Transcribe all of the material below word for word and leave out its pictures.

:::::

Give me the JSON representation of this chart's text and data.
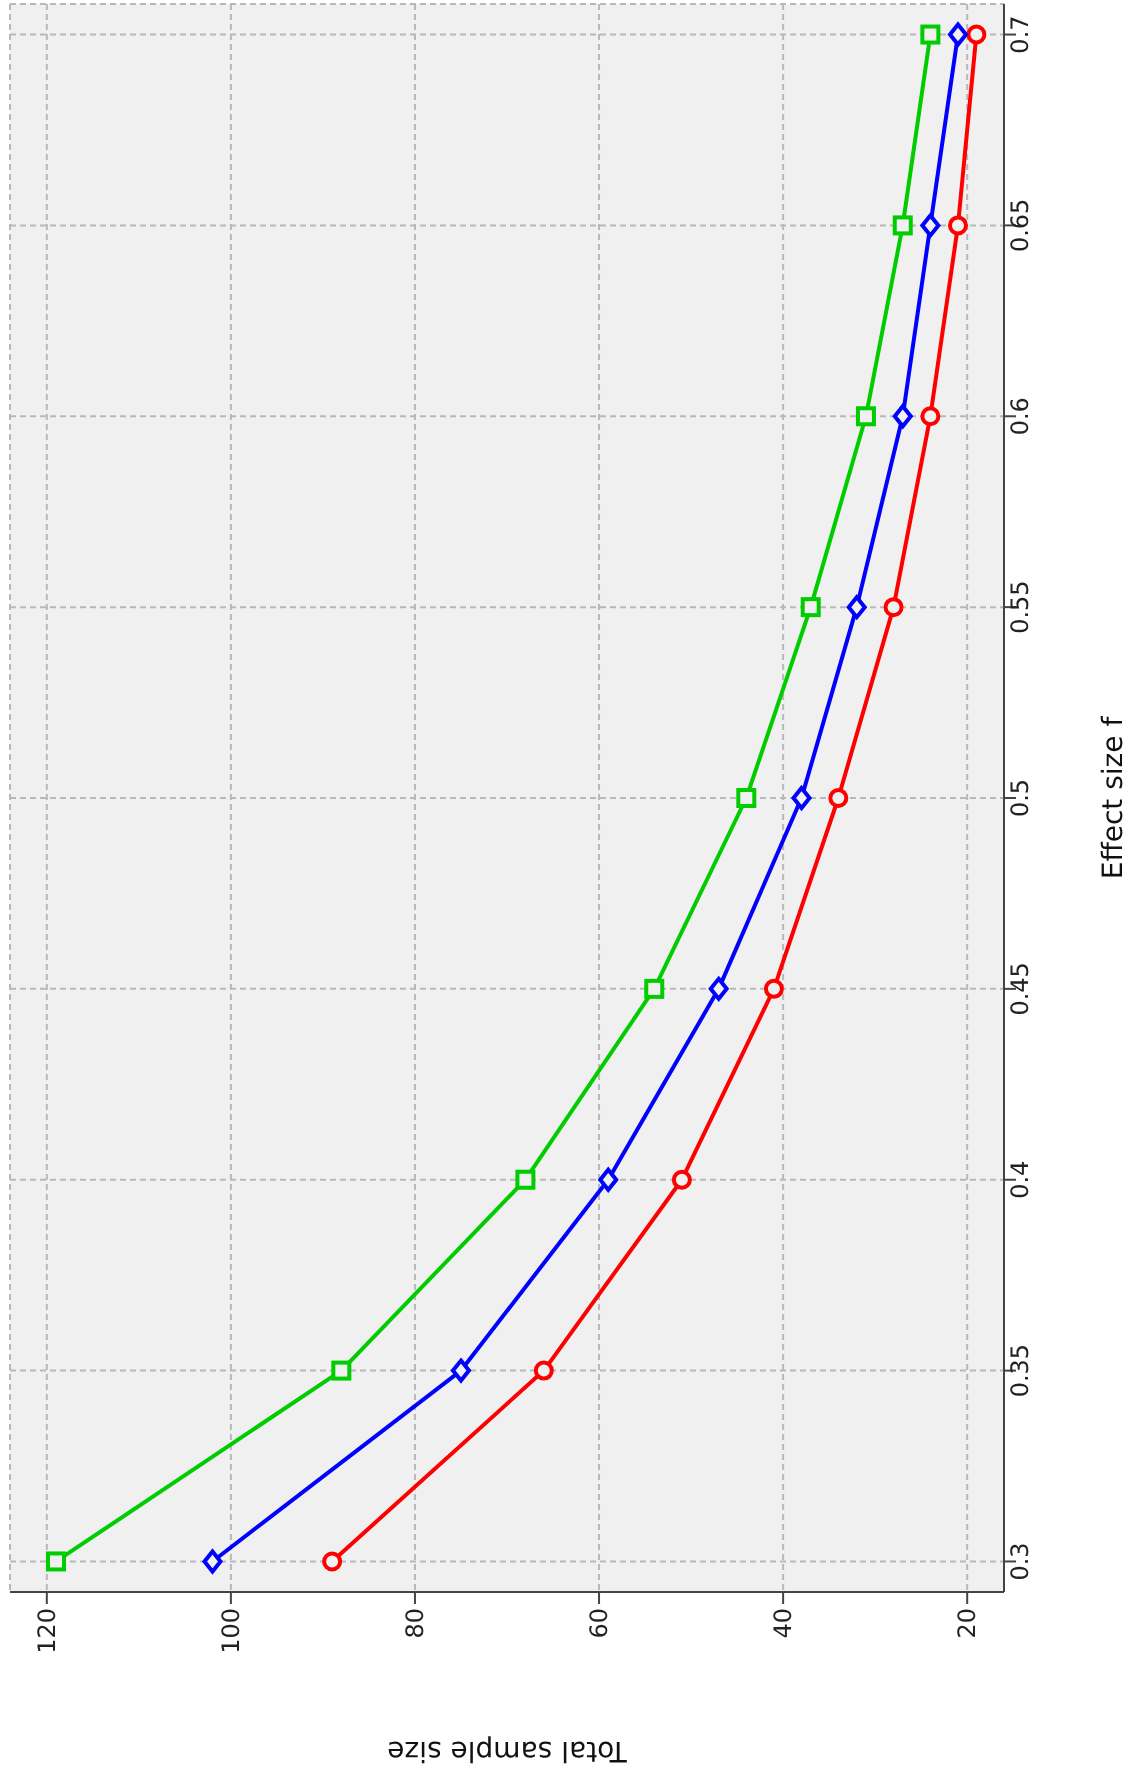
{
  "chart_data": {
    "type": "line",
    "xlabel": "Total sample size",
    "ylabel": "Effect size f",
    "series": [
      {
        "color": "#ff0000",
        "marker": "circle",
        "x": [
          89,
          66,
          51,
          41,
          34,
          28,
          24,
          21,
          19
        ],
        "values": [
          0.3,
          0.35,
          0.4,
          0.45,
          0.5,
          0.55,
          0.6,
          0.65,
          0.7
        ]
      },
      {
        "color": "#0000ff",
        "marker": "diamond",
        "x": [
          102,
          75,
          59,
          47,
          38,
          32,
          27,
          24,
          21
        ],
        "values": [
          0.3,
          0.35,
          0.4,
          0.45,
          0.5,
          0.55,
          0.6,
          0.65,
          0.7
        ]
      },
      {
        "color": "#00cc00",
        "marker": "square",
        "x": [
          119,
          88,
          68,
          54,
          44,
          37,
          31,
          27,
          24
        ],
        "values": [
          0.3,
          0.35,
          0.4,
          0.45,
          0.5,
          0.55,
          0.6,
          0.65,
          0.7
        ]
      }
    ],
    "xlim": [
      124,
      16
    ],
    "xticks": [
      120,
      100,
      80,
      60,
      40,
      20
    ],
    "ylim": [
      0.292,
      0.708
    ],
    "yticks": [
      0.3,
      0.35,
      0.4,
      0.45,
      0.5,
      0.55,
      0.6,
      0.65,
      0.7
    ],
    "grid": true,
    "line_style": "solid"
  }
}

:::::

* [Exercise output]:
Give me the JSON representation of this chart's text and data.
{
  "chart_data": {
    "type": "line",
    "xlabel": "Total sample size",
    "ylabel": "Effect size f",
    "series": [
      {
        "color": "#ff0000",
        "marker": "circle",
        "x": [
          89,
          66,
          51,
          41,
          34,
          28,
          24,
          21,
          19
        ],
        "values": [
          0.3,
          0.35,
          0.4,
          0.45,
          0.5,
          0.55,
          0.6,
          0.65,
          0.7
        ]
      },
      {
        "color": "#0000ff",
        "marker": "diamond",
        "x": [
          102,
          75,
          59,
          47,
          38,
          32,
          27,
          24,
          21
        ],
        "values": [
          0.3,
          0.35,
          0.4,
          0.45,
          0.5,
          0.55,
          0.6,
          0.65,
          0.7
        ]
      },
      {
        "color": "#00cc00",
        "marker": "square",
        "x": [
          119,
          88,
          68,
          54,
          44,
          37,
          31,
          27,
          24
        ],
        "values": [
          0.3,
          0.35,
          0.4,
          0.45,
          0.5,
          0.55,
          0.6,
          0.65,
          0.7
        ]
      }
    ],
    "xlim": [
      124,
      16
    ],
    "xticks": [
      120,
      100,
      80,
      60,
      40,
      20
    ],
    "ylim": [
      0.292,
      0.708
    ],
    "yticks": [
      0.3,
      0.35,
      0.4,
      0.45,
      0.5,
      0.55,
      0.6,
      0.65,
      0.7
    ],
    "grid": true,
    "line_style": "solid"
  }
}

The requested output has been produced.